[Dataset excerpt]
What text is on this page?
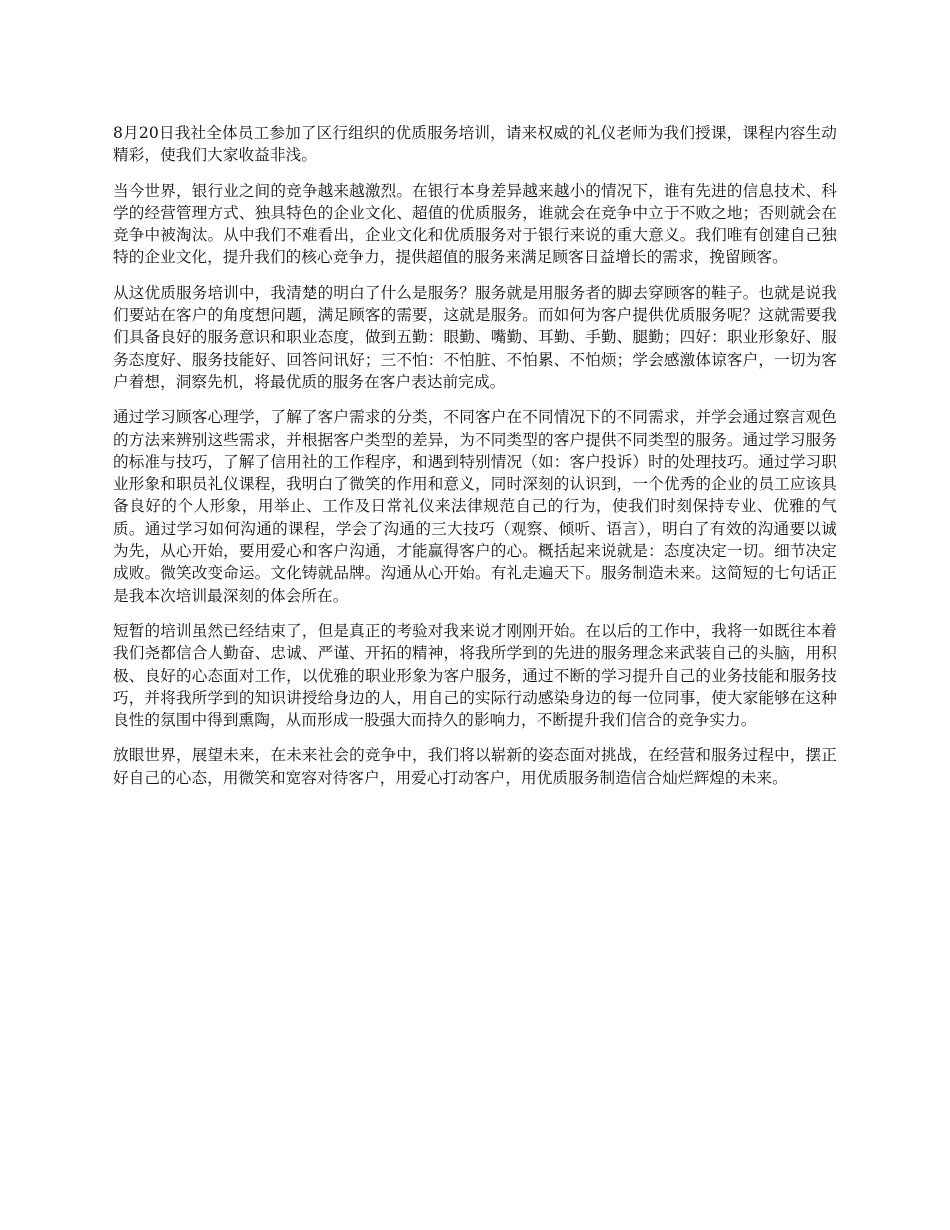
8月20日我社全体员工参加了区行组织的优质服务培训，请来权威的礼仪老师为我们授课，课程内容生动精彩，使我们大家收益非浅。

当今世界，银行业之间的竞争越来越激烈。在银行本身差异越来越小的情况下，谁有先进的信息技术、科学的经营管理方式、独具特色的企业文化、超值的优质服务，谁就会在竞争中立于不败之地；否则就会在竞争中被淘汰。从中我们不难看出，企业文化和优质服务对于银行来说的重大意义。我们唯有创建自己独特的企业文化，提升我们的核心竞争力，提供超值的服务来满足顾客日益增长的需求，挽留顾客。

从这优质服务培训中，我清楚的明白了什么是服务？服务就是用服务者的脚去穿顾客的鞋子。也就是说我们要站在客户的角度想问题，满足顾客的需要，这就是服务。而如何为客户提供优质服务呢？这就需要我们具备良好的服务意识和职业态度，做到五勤：眼勤、嘴勤、耳勤、手勤、腿勤；四好：职业形象好、服务态度好、服务技能好、回答问讯好；三不怕：不怕脏、不怕累、不怕烦；学会感激体谅客户，一切为客户着想，洞察先机，将最优质的服务在客户表达前完成。

通过学习顾客心理学，了解了客户需求的分类，不同客户在不同情况下的不同需求，并学会通过察言观色的方法来辨别这些需求，并根据客户类型的差异，为不同类型的客户提供不同类型的服务。通过学习服务的标准与技巧，了解了信用社的工作程序，和遇到特别情况（如：客户投诉）时的处理技巧。通过学习职业形象和职员礼仪课程，我明白了微笑的作用和意义，同时深刻的认识到，一个优秀的企业的员工应该具备良好的个人形象，用举止、工作及日常礼仪来法律规范自己的行为，使我们时刻保持专业、优雅的气质。通过学习如何沟通的课程，学会了沟通的三大技巧（观察、倾听、语言），明白了有效的沟通要以诚为先，从心开始，要用爱心和客户沟通，才能赢得客户的心。概括起来说就是：态度决定一切。细节决定成败。微笑改变命运。文化铸就品牌。沟通从心开始。有礼走遍天下。服务制造未来。这简短的七句话正是我本次培训最深刻的体会所在。

短暂的培训虽然已经结束了，但是真正的考验对我来说才刚刚开始。在以后的工作中，我将一如既往本着我们尧都信合人勤奋、忠诚、严谨、开拓的精神，将我所学到的先进的服务理念来武装自己的头脑，用积极、良好的心态面对工作，以优雅的职业形象为客户服务，通过不断的学习提升自己的业务技能和服务技巧，并将我所学到的知识讲授给身边的人，用自己的实际行动感染身边的每一位同事，使大家能够在这种良性的氛围中得到熏陶，从而形成一股强大而持久的影响力，不断提升我们信合的竞争实力。

放眼世界，展望未来，在未来社会的竞争中，我们将以崭新的姿态面对挑战，在经营和服务过程中，摆正好自己的心态，用微笑和宽容对待客户，用爱心打动客户，用优质服务制造信合灿烂辉煌的未来。
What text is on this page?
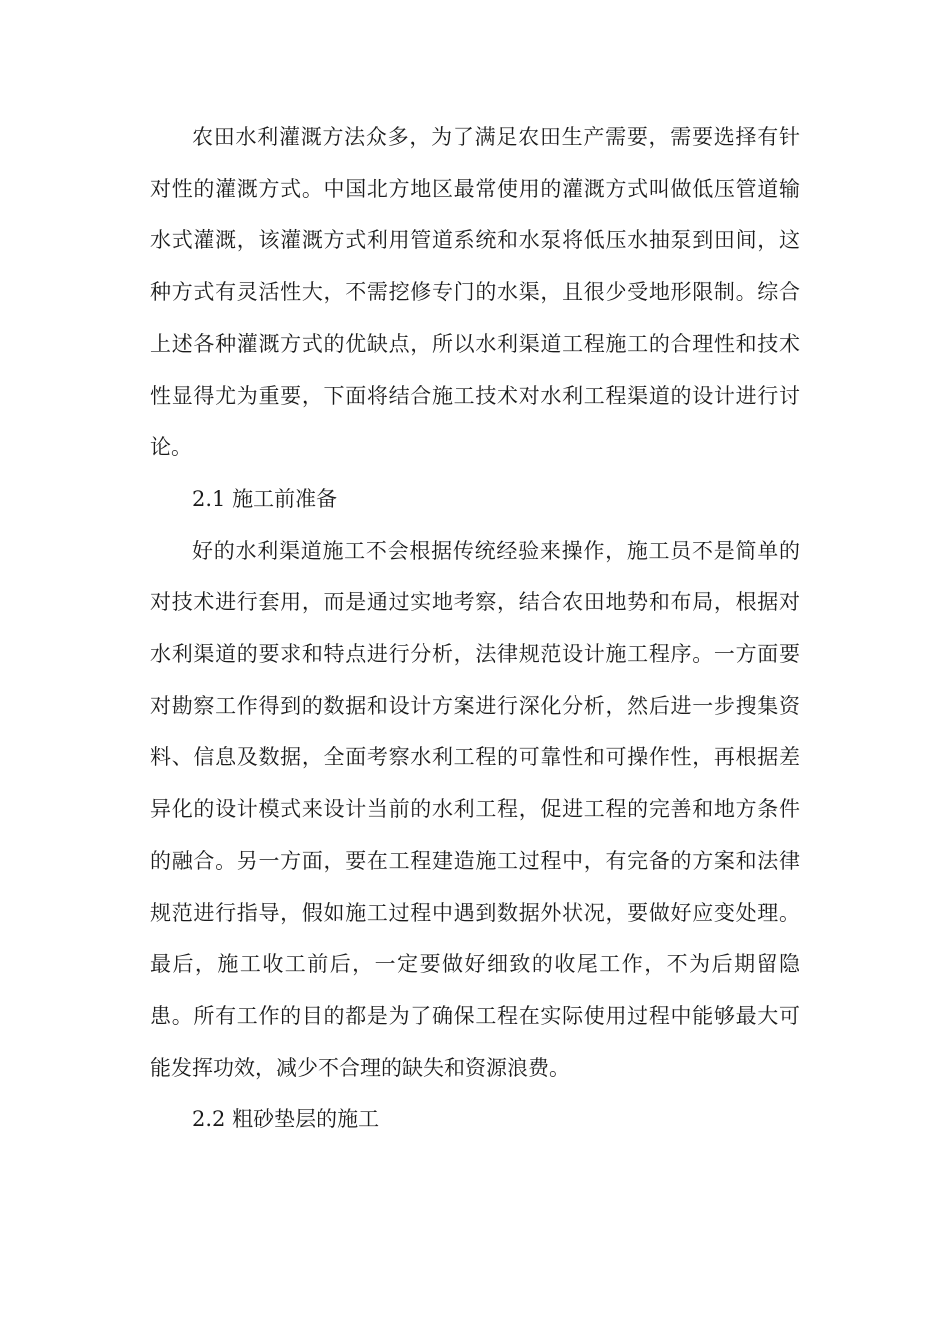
农田水利灌溉方法众多，为了满足农田生产需要，需要选择有针对性的灌溉方式。中国北方地区最常使用的灌溉方式叫做低压管道输水式灌溉，该灌溉方式利用管道系统和水泵将低压水抽泵到田间，这种方式有灵活性大，不需挖修专门的水渠，且很少受地形限制。综合上述各种灌溉方式的优缺点，所以水利渠道工程施工的合理性和技术性显得尤为重要，下面将结合施工技术对水利工程渠道的设计进行讨论。

2.1 施工前准备

好的水利渠道施工不会根据传统经验来操作，施工员不是简单的对技术进行套用，而是通过实地考察，结合农田地势和布局，根据对水利渠道的要求和特点进行分析，法律规范设计施工程序。一方面要对勘察工作得到的数据和设计方案进行深化分析，然后进一步搜集资料、信息及数据，全面考察水利工程的可靠性和可操作性，再根据差异化的设计模式来设计当前的水利工程，促进工程的完善和地方条件的融合。另一方面，要在工程建造施工过程中，有完备的方案和法律规范进行指导，假如施工过程中遇到数据外状况，要做好应变处理。最后，施工收工前后，一定要做好细致的收尾工作，不为后期留隐患。所有工作的目的都是为了确保工程在实际使用过程中能够最大可能发挥功效，减少不合理的缺失和资源浪费。

2.2 粗砂垫层的施工
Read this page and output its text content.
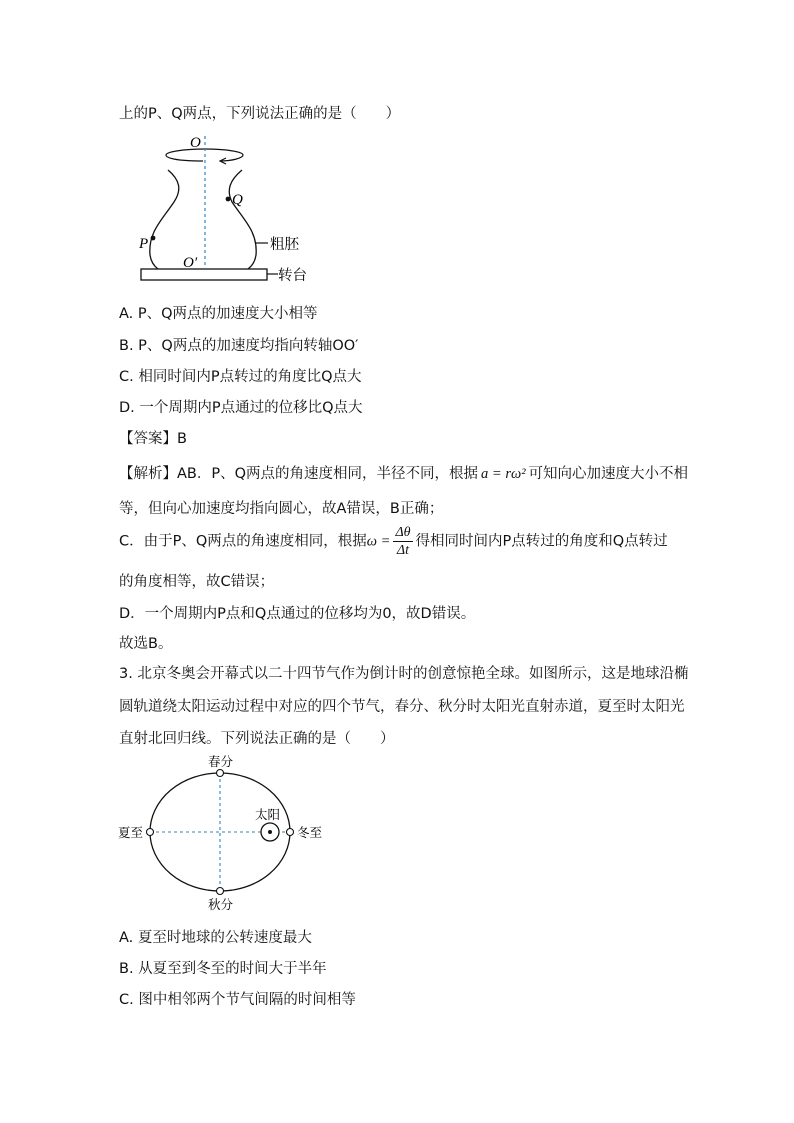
上的P、Q两点，下列说法正确的是（　　）
O
O′
P
Q
粗胚
转台
A. P、Q两点的加速度大小相等
B. P、Q两点的加速度均指向转轴OO′
C. 相同时间内P点转过的角度比Q点大
D. 一个周期内P点通过的位移比Q点大
【答案】B
【解析】AB．P、Q两点的角速度相同，半径不同，根据 a = rω² 可知向心加速度大小不相
等，但向心加速度均指向圆心，故A错误，B正确；
C．由于P、Q两点的角速度相同，根据$\omega = \frac{\Delta\theta}{\Delta t}$ 得相同时间内P点转过的角度和Q点转过
的角度相等，故C错误；
D．一个周期内P点和Q点通过的位移均为0，故D错误。
故选B。
3. 北京冬奥会开幕式以二十四节气作为倒计时的创意惊艳全球。如图所示，这是地球沿椭
圆轨道绕太阳运动过程中对应的四个节气，春分、秋分时太阳光直射赤道，夏至时太阳光
直射北回归线。下列说法正确的是（　　）
春分
秋分
夏至	冬至
太阳
A. 夏至时地球的公转速度最大
B. 从夏至到冬至的时间大于半年
C. 图中相邻两个节气间隔的时间相等
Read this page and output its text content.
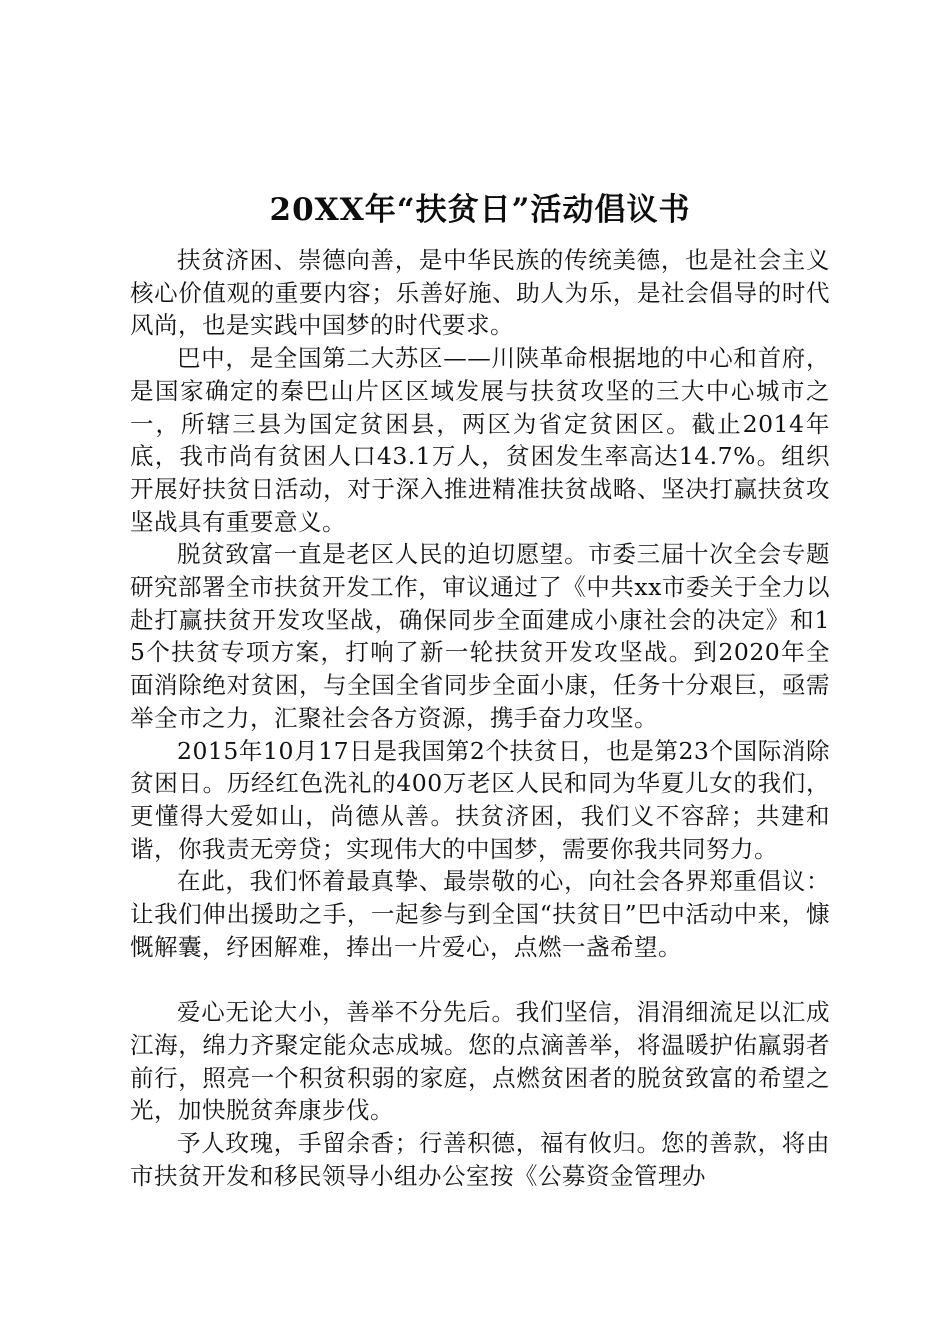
20XX年“扶贫日”活动倡议书

扶贫济困、崇德向善，是中华民族的传统美德，也是社会主义核心价值观的重要内容；乐善好施、助人为乐，是社会倡导的时代风尚，也是实践中国梦的时代要求。

巴中，是全国第二大苏区——川陕革命根据地的中心和首府，是国家确定的秦巴山片区区域发展与扶贫攻坚的三大中心城市之一，所辖三县为国定贫困县，两区为省定贫困区。截止2014年底，我市尚有贫困人口43.1万人，贫困发生率高达14.7%。组织开展好扶贫日活动，对于深入推进精准扶贫战略、坚决打赢扶贫攻坚战具有重要意义。

脱贫致富一直是老区人民的迫切愿望。市委三届十次全会专题研究部署全市扶贫开发工作，审议通过了《中共xx市委关于全力以赴打赢扶贫开发攻坚战，确保同步全面建成小康社会的决定》和15个扶贫专项方案，打响了新一轮扶贫开发攻坚战。到2020年全面消除绝对贫困，与全国全省同步全面小康，任务十分艰巨，亟需举全市之力，汇聚社会各方资源，携手奋力攻坚。

2015年10月17日是我国第2个扶贫日，也是第23个国际消除贫困日。历经红色洗礼的400万老区人民和同为华夏儿女的我们，更懂得大爱如山，尚德从善。扶贫济困，我们义不容辞；共建和谐，你我责无旁贷；实现伟大的中国梦，需要你我共同努力。

在此，我们怀着最真挚、最崇敬的心，向社会各界郑重倡议：让我们伸出援助之手，一起参与到全国“扶贫日”巴中活动中来，慷慨解囊，纾困解难，捧出一片爱心，点燃一盏希望。

爱心无论大小，善举不分先后。我们坚信，涓涓细流足以汇成江海，绵力齐聚定能众志成城。您的点滴善举，将温暖护佑羸弱者前行，照亮一个积贫积弱的家庭，点燃贫困者的脱贫致富的希望之光，加快脱贫奔康步伐。

予人玫瑰，手留余香；行善积德，福有攸归。您的善款，将由市扶贫开发和移民领导小组办公室按《公募资金管理办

◆ **REQUIRED WORK**: Copy all lines in the listing above where the string "扶贫济困" appears.

◆ **SOLUTION TO THE EXERCISE**:
扶贫济困、崇德向善，是中华民族的传统美德，也是社会主义核心价值观的重要内容；乐善好施、助人为乐，是社会倡导的时代风尚，也是实践中国梦的时代要求。
2015年10月17日是我国第2个扶贫日，也是第23个国际消除贫困日。历经红色洗礼的400万老区人民和同为华夏儿女的我们，更懂得大爱如山，尚德从善。扶贫济困，我们义不容辞；共建和谐，你我责无旁贷；实现伟大的中国梦，需要你我共同努力。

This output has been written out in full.